**Extract**
Year export of EVs (unit: US$ million) export of automobiles (unit: US$ billion) import of EVs automobiles (unit: US$ billion) import of
1997 0 12.8 0.3 2.1
2000 0 15.3 0.0 1.8
2005 0 38.0 0.1 4.7
2010 4.6 54.4 0.6 8.5
2015 339.5 71.3 20.4 15.5
2016 315.2 65.7 14.7 6.0
2017 340.7 64.8 n.a. n.a.

Note: HS Code for EV is 8703907000

Sources: Statistics Korea, Exports and Imports by Products, 2019; Statistics Korea, The Trend of Automobile Industry, 2017

3. Industrial Policy of the Government to Promote the EV Industry

The Korean government has taken various policy measures to promote the EV industry. The MOTIE is responsible for R&D promotion and strengthening of the infrastructure such as EV charging stations. The MOE is in charge of commercialization of EVs and infrastructure through provision of subsidies. The MOLIT is concerned with setting safety standards for EVs. The OGPC coordinates different ministries (Hwang, 2015). Acknowledging the importance of EVs in development of the automobile industry and environmental protection, the Korean government announced a long-term goal of commercialization of EVs under the Fine Dust Management Comprehensive Countermeasures in 2017, which set the goal of distributing 350,000 EVs and 10,000 charging infrastructures for EVs by 2022, as is shown in Table 6 (OGPC et al., 2017: 18).

Table 6 Policy Goals for Supply of EVs and Charging Infrastructure (unit: cumulated number) 

year
2017 2020 2022
EVs 12,000 250,000 350,000
Charging Infrastructure for EVs 750 3,000 10,000

Source: OGPC et al., Fine Dust Management Comprehensive Countermeasures, 2017.

3.1. R&D

In the early 1990s, the Korean government initiated the Highly Advanced National (HAN) program, which was a large scale program to develop advanced technologies. It aimed to transform Korea into one of the leading seven countries in science and technology (Amsden, 2000). One of the 18 R&D projects in the HAN program was the technological development of the next generation vehicle. Total of 19 governmental bodies and 709 private companies participated in the vehicle section of this project and more than 300 billion Korean won was allocated by both the government and private sector. The ultimate goal was to develop core technologies for NEVs that can meet the standard of environment and safety regulations of the advanced countries. The project led to upgrading Korea’s EV technology level to the point where advanced types of EV components can be exported (Institute for Advanced Engineering (IAE), 2003: 234-235, 424).

**Information provided**
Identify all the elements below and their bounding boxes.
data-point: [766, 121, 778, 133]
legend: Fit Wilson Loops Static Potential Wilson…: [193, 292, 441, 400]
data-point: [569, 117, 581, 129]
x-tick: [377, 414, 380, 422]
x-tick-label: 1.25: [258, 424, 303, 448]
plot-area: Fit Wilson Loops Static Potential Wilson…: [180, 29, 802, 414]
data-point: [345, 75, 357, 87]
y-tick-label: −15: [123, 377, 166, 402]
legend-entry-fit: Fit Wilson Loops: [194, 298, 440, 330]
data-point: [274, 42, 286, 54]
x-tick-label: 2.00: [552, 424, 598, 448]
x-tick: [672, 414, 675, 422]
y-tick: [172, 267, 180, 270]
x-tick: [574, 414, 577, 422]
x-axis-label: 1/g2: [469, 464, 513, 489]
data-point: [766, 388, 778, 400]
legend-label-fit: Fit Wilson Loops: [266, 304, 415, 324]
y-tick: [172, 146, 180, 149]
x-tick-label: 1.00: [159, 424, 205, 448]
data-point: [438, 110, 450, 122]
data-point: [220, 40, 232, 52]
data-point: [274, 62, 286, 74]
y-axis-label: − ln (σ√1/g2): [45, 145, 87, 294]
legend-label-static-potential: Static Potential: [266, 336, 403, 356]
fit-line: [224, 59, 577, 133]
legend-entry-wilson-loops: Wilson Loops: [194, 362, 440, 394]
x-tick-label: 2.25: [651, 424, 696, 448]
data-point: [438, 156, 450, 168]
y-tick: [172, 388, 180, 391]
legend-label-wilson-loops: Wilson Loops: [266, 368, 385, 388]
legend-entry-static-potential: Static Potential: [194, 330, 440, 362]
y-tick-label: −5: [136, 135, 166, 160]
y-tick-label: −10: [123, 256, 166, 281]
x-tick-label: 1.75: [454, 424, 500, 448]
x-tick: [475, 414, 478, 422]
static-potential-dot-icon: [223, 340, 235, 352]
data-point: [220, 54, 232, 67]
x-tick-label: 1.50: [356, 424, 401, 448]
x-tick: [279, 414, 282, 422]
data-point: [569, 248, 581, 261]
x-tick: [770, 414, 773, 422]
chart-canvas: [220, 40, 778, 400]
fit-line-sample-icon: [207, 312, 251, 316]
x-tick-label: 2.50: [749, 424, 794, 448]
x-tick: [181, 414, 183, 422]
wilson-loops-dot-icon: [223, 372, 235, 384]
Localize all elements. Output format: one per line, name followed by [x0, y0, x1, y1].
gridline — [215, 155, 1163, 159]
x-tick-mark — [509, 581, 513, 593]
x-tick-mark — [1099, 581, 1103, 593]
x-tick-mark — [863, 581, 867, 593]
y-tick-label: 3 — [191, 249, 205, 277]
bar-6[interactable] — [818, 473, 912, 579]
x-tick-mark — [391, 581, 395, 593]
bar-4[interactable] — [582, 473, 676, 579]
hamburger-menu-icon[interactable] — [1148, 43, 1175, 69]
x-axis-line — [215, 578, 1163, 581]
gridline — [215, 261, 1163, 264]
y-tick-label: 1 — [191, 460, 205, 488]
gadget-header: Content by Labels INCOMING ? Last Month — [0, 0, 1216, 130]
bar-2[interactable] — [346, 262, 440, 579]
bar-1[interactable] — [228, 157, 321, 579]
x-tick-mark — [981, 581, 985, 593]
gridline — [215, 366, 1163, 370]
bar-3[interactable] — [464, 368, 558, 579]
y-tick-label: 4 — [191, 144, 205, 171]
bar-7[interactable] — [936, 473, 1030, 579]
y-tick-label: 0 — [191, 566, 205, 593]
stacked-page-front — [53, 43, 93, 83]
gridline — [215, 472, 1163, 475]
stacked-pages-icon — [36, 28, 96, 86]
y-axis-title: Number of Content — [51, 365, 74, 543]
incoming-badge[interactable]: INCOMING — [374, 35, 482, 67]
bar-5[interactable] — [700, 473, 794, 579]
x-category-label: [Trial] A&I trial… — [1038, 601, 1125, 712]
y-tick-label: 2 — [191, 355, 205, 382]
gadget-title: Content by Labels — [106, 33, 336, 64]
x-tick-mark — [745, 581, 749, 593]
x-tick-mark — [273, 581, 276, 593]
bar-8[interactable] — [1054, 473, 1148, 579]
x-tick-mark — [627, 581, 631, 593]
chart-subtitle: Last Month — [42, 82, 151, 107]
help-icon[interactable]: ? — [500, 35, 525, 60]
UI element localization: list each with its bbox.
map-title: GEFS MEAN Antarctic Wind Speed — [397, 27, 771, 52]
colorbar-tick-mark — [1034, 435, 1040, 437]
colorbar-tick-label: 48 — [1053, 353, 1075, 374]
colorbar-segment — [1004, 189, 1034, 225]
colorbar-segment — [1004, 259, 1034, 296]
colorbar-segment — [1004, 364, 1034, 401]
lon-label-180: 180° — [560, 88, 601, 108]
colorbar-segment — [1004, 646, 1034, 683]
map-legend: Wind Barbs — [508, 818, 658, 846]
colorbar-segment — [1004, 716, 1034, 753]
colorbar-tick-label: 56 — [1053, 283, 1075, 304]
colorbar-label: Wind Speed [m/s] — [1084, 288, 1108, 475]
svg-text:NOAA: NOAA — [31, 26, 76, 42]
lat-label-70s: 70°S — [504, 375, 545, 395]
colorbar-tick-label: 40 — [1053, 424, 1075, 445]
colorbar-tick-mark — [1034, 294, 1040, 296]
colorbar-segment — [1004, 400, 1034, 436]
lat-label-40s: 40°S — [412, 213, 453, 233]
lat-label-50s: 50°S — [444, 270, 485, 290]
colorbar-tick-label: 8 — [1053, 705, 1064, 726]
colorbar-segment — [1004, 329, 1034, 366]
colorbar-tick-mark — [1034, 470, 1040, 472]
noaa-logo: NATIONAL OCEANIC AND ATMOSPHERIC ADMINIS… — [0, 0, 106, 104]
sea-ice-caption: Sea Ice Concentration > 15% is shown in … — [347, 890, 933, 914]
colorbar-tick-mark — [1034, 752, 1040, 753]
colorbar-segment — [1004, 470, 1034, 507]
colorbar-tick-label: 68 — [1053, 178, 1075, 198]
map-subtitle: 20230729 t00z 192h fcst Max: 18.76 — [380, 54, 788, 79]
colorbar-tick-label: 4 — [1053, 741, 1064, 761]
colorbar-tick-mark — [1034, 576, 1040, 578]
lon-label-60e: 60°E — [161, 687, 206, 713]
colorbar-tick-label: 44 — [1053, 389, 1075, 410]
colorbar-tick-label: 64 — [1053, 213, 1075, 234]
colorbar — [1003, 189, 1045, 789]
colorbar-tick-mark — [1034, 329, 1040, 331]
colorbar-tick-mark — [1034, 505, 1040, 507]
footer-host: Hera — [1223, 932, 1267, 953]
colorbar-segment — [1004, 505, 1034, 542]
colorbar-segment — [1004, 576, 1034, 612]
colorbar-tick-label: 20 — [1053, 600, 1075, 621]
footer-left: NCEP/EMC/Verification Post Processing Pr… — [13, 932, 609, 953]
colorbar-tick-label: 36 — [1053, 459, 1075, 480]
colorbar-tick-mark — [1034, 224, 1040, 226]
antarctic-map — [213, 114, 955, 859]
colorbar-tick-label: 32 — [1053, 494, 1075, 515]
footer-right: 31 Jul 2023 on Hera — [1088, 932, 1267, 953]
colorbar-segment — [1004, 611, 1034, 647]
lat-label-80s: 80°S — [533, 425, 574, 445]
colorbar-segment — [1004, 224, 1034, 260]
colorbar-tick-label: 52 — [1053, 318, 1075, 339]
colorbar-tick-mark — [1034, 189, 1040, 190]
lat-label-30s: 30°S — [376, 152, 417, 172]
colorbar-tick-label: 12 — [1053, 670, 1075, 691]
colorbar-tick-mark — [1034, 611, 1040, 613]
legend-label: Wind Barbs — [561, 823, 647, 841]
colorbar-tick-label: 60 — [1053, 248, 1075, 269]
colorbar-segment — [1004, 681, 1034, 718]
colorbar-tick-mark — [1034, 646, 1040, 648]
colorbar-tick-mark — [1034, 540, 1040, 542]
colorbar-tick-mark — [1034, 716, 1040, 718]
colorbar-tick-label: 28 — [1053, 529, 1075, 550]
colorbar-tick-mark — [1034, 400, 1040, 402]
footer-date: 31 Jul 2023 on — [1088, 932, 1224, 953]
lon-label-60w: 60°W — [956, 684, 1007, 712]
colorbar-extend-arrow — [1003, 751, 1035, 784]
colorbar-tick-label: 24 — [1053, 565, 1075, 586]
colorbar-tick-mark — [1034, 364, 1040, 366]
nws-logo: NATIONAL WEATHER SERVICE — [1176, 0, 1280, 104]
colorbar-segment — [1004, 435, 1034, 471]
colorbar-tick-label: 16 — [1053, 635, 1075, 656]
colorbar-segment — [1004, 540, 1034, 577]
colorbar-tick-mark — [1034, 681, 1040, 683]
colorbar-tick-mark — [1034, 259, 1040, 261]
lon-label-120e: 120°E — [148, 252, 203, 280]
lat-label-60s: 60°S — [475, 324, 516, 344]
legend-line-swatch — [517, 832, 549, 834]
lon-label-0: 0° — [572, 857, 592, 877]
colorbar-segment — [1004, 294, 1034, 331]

**Task set**
A: Decide whether each statement agrees with the passage on Korea's electric vehicle policy: (i) The MOLIT sets safety standards for EVs. (ii) The 2017 countermeasures aimed for 500,000 EVs by 2022. (iii) The HAN program contained 18 R&D projects. Answer yes or no for each, and quote the words of the passage that decide it.
B: Name every ministry or government office that the passage on Korea's electric vehicle policy assigns a role in promoting the EV industry.
C: Continue the passage on Korea's electric vehicle policy from where it stops.

**Answers to the exercise**
A:
(i) Yes: "The MOLIT is concerned with setting safety standards for EVs."
(ii) No: "which set the goal of distributing 350,000 EVs and 10,000 charging infrastructures for EVs by 2022"
(iii) Yes: "One of the 18 R&D projects in the HAN program was the technological development of the next generation vehicle."

B: MOTIE, MOE, MOLIT, OGPC

C:
Since 2004, Korea’s EV industry and its technology level developed under the government’s R&D promotion policy. In 2004, the Law for Eco-friendly Cars R&D was enacted by the government for the development of environment-friendly vehicles industry. It could be considered as the first R&D project in the EV industry in Korea (Hwang, 2015). The government established its R&D project for EVs in 2011, which aimed at upgrading of EV technology, and collaborated with 45 research institutes and private companies (Lee, 2012: 7, 13). Along with this, in the same year, as a part of the Global Top Environment Technology Development Project, the government inaugurated the Center for Environmentally Friendly Vehicle (CEFV) to support technological development of EVs (MOE, 2015: 60). The R&D project undertaken by CEFV started in 2011 and is planned to end in 2021, with an allocated budget of 100 billion Korean won, about US$90 million, until the end of the project. It operates in a way that CEFV finances private/public companies and institutions to address specific R&D tasks. CEFV developed technologies of automobile production that reduce carbon dioxide emission. Such development of technologies contributed to the Korean economy through export and domestic sales (CEFV, 2016).

In 2019, the government decided to provide R&D expenditure in EVs to regions experiencing industrial crisis. It selected Jeollanam-do province as the beneficiary of the project. It would subsidize the selected small to medium-sized automobile components enterprises in the region with 17 billion Korean won, about US$15 million, to be used for R&D of EV parts and systems for 33 months (MOTIE, 2019b:1). Moreover, in the same year, the government initiated an R&D project for the development of the technology of Micro EV, targeting small to medium-sized enterprises (SMEs). The government would allocate 8 billion Korean won, about US$7 million, for about 3 years (KEIT, 2019).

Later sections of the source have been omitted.